[Extracted records]
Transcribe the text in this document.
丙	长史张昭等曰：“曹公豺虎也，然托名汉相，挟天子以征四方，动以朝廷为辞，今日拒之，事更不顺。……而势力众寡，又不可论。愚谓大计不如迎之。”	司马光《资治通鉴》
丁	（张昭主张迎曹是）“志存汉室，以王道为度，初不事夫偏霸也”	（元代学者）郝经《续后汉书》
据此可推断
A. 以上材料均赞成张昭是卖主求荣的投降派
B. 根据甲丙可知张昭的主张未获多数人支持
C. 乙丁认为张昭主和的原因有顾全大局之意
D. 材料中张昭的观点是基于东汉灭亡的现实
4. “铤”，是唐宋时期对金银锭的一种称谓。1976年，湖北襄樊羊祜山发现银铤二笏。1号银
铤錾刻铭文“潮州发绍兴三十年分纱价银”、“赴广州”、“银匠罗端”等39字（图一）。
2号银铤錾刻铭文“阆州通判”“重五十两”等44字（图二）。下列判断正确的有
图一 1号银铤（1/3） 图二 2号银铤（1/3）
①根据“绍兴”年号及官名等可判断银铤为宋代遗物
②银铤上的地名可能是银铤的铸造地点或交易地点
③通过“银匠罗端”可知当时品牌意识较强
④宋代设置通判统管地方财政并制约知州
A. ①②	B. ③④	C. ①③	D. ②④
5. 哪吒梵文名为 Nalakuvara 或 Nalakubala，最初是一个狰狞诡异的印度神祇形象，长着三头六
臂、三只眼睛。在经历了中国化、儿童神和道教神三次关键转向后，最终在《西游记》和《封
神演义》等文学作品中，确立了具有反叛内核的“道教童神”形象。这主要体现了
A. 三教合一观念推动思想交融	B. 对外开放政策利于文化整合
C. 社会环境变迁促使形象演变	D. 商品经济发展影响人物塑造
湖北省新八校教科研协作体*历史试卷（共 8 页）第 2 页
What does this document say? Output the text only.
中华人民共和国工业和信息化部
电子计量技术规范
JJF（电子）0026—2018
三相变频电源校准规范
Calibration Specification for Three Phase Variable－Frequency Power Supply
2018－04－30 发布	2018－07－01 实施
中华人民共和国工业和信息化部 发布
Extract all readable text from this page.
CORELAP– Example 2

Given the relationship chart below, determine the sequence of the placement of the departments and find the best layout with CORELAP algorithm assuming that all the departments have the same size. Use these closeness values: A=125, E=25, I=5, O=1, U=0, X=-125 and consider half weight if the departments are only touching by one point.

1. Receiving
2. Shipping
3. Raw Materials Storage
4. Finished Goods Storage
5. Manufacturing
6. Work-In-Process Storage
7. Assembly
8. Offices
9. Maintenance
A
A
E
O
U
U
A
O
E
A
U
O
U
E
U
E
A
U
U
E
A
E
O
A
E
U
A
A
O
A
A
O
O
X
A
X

__Goal of the exercise__.
From the listing above, return each line with the word "Storage".

__Result for this exercise__.
3. Raw Materials Storage
4. Finished Goods Storage
6. Work-In-Process Storage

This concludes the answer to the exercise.